> [Aim] Using the listing below, copy every line that mentions "почвах".
----------
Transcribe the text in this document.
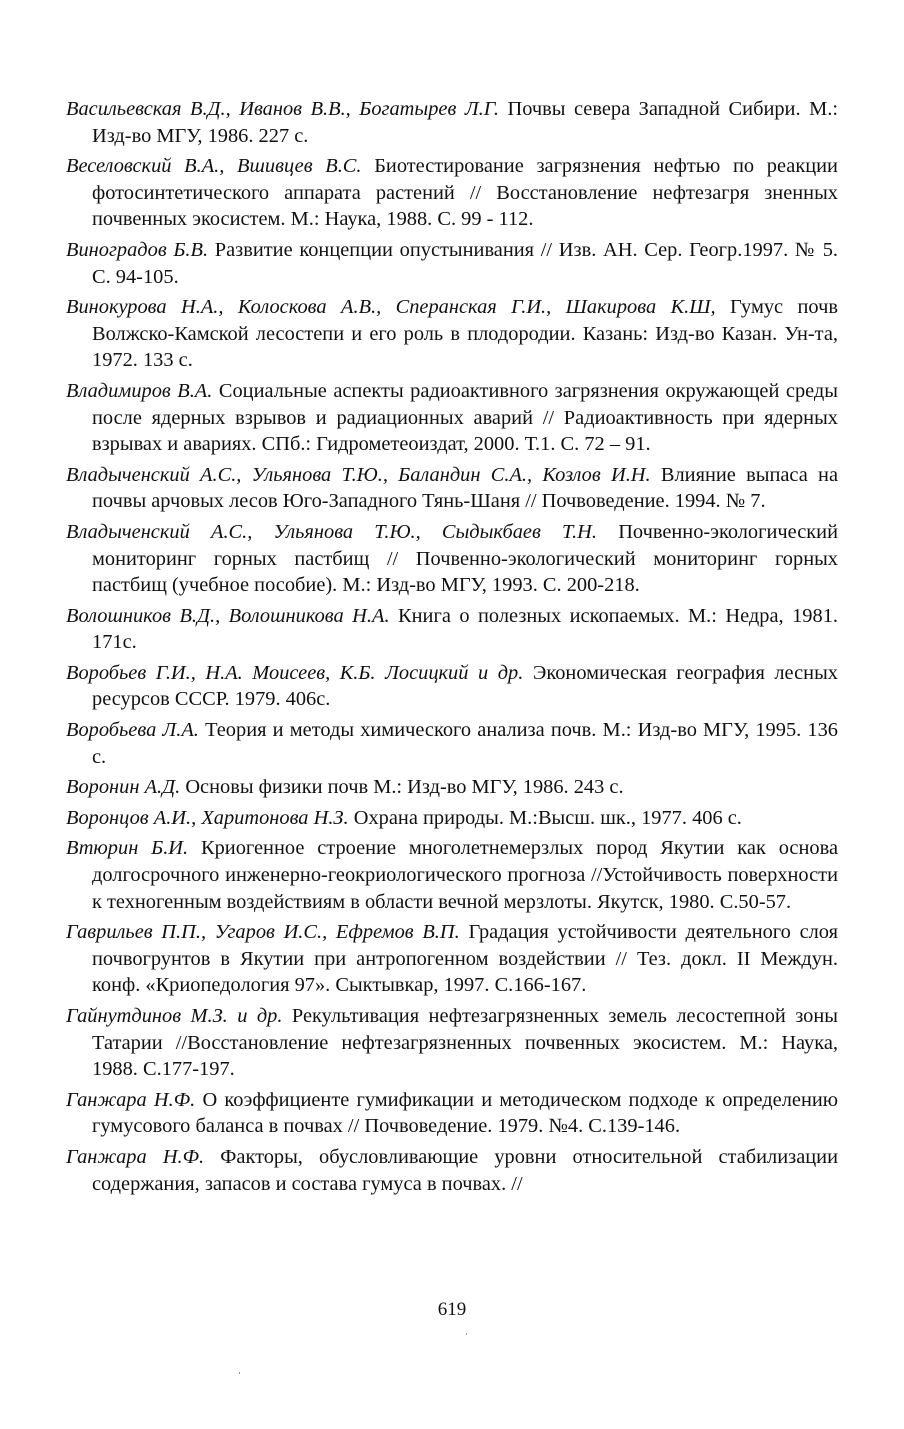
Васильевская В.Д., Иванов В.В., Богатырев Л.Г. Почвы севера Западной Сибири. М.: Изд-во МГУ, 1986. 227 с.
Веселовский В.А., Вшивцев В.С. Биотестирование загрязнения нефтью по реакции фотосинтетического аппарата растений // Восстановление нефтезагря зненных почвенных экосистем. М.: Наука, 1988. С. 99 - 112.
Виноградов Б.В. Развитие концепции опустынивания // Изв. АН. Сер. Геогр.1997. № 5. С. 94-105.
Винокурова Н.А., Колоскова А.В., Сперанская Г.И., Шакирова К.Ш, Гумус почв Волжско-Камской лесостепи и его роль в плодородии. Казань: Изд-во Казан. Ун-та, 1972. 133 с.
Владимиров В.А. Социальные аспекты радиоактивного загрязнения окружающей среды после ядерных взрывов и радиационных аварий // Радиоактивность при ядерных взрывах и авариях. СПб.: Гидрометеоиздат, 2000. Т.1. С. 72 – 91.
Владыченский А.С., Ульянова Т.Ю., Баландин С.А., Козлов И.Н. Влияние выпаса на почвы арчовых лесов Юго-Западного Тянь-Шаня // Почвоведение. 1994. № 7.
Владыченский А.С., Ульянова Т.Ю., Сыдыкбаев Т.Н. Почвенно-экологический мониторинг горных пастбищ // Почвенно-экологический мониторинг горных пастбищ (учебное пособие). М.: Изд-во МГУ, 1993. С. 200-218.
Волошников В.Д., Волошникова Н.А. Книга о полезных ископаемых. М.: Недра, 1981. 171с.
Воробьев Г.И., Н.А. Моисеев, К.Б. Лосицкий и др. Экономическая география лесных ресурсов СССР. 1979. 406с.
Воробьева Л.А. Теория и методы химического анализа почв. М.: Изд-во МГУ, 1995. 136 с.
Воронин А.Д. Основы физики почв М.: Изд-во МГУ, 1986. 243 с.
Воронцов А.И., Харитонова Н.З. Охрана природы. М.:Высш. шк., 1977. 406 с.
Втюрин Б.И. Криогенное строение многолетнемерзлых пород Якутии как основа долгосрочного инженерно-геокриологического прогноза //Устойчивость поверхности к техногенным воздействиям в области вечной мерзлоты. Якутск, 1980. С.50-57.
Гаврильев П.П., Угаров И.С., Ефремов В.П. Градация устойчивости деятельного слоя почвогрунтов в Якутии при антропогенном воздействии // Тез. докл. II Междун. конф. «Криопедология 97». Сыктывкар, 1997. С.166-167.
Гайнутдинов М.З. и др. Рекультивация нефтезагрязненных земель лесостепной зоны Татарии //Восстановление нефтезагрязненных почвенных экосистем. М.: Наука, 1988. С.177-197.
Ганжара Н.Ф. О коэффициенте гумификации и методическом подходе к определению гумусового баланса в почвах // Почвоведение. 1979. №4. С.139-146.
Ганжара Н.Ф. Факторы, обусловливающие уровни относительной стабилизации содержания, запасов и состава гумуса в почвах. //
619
----------
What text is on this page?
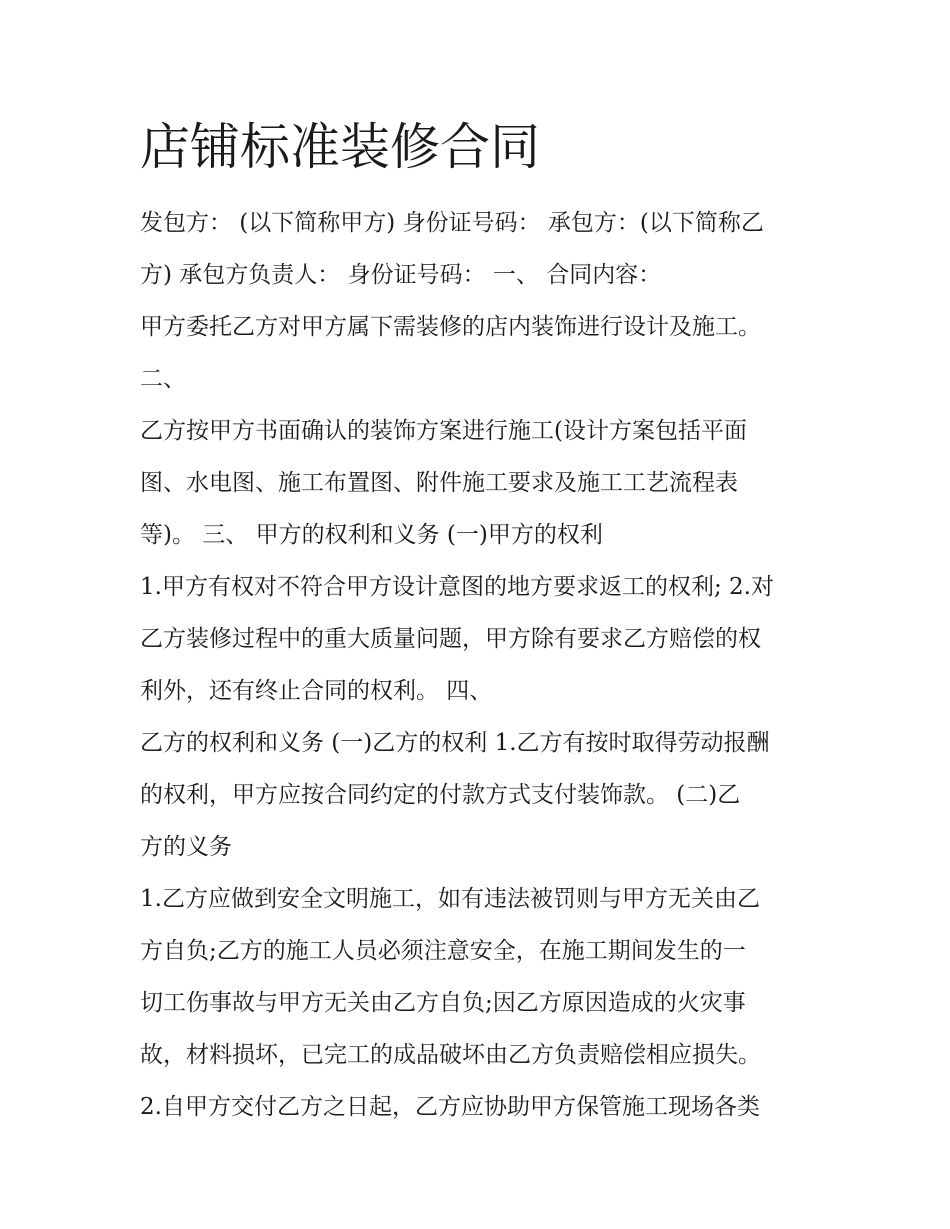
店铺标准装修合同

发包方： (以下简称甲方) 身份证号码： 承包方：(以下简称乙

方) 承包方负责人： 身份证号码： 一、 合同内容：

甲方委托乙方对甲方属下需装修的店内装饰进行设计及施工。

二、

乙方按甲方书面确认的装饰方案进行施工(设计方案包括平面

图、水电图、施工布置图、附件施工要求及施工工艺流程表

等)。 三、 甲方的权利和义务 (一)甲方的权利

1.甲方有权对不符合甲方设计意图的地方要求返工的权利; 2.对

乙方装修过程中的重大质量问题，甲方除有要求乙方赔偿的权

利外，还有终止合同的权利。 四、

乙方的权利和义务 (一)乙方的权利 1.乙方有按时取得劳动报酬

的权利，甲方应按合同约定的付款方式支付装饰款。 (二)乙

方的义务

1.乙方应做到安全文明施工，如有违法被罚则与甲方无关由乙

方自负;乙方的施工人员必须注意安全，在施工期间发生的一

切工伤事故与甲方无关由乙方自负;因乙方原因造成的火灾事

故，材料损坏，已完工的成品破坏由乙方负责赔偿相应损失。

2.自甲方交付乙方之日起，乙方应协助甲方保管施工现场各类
----------
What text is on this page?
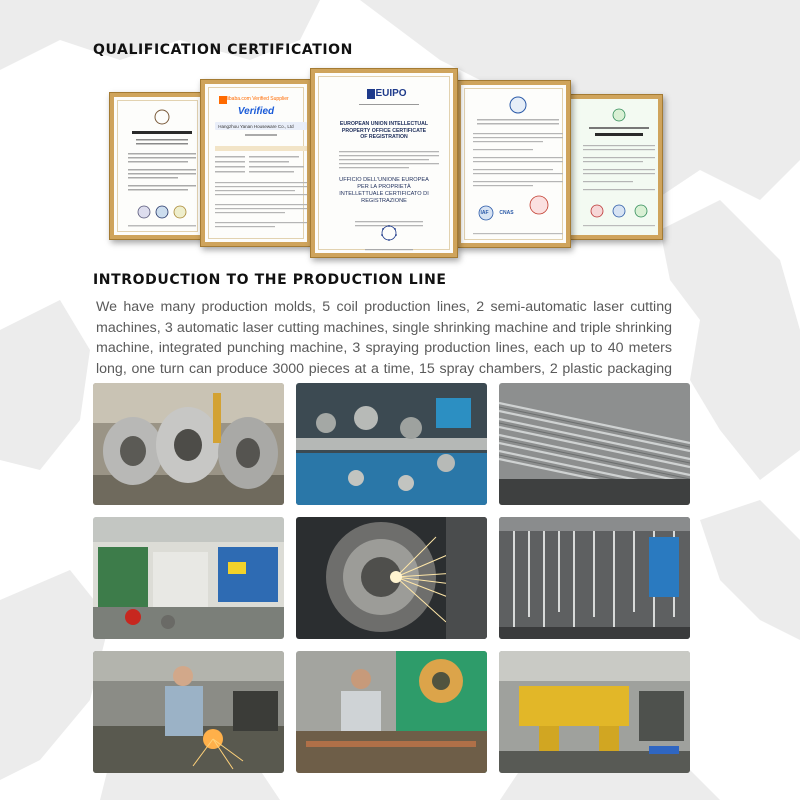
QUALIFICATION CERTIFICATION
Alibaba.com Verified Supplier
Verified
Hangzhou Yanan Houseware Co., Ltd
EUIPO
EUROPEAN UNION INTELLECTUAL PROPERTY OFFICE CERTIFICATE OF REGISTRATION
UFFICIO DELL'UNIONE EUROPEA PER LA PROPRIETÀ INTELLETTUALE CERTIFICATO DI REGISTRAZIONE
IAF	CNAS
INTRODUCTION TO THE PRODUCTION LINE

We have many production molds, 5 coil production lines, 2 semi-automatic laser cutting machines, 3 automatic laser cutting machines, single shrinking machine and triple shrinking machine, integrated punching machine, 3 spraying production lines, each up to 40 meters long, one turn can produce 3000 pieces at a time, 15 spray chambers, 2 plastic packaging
----------
> [Task output]
Ганжара Н.Ф. О коэффициенте гумификации и методическом подходе к определению гумусового баланса в почвах // Почвоведение. 1979. №4. С.139-146.
Ганжара Н.Ф. Факторы, обусловливающие уровни относительной стабилизации содержания, запасов и состава гумуса в почвах. //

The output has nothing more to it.